• _Exercise_:
Copy out each line featuring the string "shot" from the entries beneath.

• _Dataset records_:
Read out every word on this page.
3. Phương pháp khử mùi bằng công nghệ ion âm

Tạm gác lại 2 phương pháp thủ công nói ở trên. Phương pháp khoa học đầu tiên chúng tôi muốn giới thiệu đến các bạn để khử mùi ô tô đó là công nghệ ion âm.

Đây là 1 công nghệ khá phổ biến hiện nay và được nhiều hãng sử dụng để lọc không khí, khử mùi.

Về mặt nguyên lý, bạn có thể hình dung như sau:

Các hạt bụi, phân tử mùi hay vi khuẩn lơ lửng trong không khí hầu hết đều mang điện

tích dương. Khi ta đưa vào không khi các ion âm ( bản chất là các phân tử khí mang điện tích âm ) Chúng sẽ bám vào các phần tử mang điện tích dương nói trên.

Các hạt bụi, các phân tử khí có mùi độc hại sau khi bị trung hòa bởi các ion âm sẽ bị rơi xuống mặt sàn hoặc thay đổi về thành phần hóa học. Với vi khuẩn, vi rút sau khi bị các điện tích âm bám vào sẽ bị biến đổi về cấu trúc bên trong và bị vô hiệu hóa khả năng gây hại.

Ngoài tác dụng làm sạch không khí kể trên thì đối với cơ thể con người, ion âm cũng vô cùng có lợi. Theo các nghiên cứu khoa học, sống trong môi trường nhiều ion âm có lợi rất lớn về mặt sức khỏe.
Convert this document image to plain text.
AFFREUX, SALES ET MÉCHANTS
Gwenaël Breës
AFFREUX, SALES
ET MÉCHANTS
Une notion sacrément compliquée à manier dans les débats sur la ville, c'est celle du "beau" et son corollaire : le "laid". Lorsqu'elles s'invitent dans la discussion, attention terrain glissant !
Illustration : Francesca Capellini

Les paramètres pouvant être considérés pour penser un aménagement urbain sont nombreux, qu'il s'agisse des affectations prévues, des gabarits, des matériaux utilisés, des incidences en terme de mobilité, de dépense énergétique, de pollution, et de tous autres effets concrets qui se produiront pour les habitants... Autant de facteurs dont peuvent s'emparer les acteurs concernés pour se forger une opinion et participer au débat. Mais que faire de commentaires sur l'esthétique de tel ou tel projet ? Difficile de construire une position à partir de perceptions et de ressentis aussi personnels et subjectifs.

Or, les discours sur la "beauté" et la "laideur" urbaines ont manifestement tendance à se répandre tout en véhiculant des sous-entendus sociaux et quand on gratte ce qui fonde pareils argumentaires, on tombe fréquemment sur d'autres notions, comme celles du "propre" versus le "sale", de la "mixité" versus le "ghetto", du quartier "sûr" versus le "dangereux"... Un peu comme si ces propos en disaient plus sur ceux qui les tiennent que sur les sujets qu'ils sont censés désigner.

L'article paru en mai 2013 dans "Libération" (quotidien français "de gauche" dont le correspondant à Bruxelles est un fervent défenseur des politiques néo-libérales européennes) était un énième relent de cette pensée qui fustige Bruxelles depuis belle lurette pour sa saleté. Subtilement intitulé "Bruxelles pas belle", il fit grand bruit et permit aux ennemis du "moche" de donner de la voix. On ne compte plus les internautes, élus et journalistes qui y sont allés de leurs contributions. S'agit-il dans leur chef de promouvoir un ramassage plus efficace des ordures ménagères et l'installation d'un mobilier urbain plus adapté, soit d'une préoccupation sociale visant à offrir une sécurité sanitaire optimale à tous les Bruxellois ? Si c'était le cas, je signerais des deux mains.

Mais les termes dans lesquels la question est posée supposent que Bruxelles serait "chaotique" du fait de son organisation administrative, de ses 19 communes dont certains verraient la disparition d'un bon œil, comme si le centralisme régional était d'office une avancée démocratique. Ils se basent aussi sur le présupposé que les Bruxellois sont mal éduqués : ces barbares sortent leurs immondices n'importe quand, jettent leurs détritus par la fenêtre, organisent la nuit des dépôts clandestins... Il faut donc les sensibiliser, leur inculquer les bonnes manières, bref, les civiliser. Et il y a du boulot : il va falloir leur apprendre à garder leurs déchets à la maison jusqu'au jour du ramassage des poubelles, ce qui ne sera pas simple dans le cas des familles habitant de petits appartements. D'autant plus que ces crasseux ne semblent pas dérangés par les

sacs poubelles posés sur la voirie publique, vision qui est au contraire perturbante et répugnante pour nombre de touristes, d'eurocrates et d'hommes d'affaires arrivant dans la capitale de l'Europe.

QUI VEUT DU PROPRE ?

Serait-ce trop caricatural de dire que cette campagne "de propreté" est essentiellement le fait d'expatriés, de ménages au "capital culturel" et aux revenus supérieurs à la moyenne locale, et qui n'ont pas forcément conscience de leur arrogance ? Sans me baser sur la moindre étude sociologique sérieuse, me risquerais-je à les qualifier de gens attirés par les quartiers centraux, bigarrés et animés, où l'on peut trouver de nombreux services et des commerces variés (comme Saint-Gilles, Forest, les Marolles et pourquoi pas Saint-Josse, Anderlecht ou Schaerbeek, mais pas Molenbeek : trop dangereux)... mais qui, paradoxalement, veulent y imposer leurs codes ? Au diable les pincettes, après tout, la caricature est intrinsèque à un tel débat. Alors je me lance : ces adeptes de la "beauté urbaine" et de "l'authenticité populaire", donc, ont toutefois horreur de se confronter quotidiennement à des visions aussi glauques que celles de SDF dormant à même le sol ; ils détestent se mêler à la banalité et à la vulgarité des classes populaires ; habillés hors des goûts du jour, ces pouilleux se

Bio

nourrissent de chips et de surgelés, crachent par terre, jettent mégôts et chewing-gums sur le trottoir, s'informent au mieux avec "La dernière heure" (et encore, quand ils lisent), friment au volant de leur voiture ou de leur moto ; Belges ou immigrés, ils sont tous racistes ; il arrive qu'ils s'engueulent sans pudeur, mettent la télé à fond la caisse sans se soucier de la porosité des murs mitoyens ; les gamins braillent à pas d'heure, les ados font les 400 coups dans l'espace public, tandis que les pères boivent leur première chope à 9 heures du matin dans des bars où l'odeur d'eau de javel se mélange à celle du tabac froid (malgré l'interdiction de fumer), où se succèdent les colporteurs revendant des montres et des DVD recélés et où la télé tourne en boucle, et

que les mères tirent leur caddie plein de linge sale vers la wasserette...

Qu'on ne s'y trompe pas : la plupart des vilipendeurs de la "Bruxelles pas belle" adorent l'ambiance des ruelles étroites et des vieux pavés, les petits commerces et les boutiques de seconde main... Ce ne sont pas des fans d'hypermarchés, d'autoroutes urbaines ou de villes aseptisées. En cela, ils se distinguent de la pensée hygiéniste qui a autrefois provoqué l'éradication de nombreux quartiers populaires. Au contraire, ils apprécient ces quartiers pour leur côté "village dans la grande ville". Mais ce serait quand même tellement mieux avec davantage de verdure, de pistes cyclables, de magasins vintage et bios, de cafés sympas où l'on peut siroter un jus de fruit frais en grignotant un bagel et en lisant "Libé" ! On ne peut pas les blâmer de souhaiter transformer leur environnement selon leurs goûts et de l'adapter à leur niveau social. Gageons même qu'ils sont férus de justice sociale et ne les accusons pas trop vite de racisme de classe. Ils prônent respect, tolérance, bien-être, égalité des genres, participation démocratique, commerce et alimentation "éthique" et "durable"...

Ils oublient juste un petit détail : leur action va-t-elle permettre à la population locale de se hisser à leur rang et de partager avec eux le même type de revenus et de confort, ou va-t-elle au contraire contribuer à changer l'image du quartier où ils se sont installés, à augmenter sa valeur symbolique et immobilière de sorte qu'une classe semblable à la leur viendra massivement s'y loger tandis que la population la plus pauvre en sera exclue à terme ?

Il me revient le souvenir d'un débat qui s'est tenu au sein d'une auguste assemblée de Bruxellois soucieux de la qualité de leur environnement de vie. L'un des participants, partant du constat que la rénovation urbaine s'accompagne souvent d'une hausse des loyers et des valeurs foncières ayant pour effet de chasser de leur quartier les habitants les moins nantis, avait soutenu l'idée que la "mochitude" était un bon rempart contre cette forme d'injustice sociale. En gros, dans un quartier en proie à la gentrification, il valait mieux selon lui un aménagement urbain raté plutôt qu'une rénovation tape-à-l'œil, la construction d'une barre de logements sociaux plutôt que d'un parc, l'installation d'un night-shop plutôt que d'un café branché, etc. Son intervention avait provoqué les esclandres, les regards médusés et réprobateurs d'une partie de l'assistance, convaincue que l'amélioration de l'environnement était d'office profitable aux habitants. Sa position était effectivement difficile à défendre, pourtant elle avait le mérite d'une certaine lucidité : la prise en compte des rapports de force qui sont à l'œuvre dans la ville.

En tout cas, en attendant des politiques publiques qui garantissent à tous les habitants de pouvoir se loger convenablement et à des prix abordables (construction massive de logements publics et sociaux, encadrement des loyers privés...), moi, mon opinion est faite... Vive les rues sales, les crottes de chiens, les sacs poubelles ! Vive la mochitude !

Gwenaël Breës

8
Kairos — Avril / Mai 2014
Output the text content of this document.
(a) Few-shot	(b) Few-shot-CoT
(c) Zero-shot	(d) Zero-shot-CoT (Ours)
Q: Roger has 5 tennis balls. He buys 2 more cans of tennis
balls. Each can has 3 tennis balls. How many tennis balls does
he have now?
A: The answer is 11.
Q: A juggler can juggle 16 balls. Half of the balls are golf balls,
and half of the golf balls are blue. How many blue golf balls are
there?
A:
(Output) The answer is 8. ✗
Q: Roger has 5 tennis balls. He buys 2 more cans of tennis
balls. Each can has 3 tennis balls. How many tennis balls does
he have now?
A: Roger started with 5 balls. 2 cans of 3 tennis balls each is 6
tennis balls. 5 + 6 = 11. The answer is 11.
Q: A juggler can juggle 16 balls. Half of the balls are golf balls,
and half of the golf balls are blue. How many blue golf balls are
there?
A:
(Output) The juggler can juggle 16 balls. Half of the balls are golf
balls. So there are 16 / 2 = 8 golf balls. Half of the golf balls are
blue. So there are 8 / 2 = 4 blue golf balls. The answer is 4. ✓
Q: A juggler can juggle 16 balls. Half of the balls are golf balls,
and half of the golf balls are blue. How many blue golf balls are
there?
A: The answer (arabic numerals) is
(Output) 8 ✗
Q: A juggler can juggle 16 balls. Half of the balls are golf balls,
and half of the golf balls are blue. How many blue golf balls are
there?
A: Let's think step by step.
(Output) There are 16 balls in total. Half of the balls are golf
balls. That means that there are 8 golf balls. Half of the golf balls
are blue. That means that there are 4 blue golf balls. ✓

• _Result for this exercise_:
(a) Few-shot	(b) Few-shot-CoT
(c) Zero-shot	(d) Zero-shot-CoT (Ours)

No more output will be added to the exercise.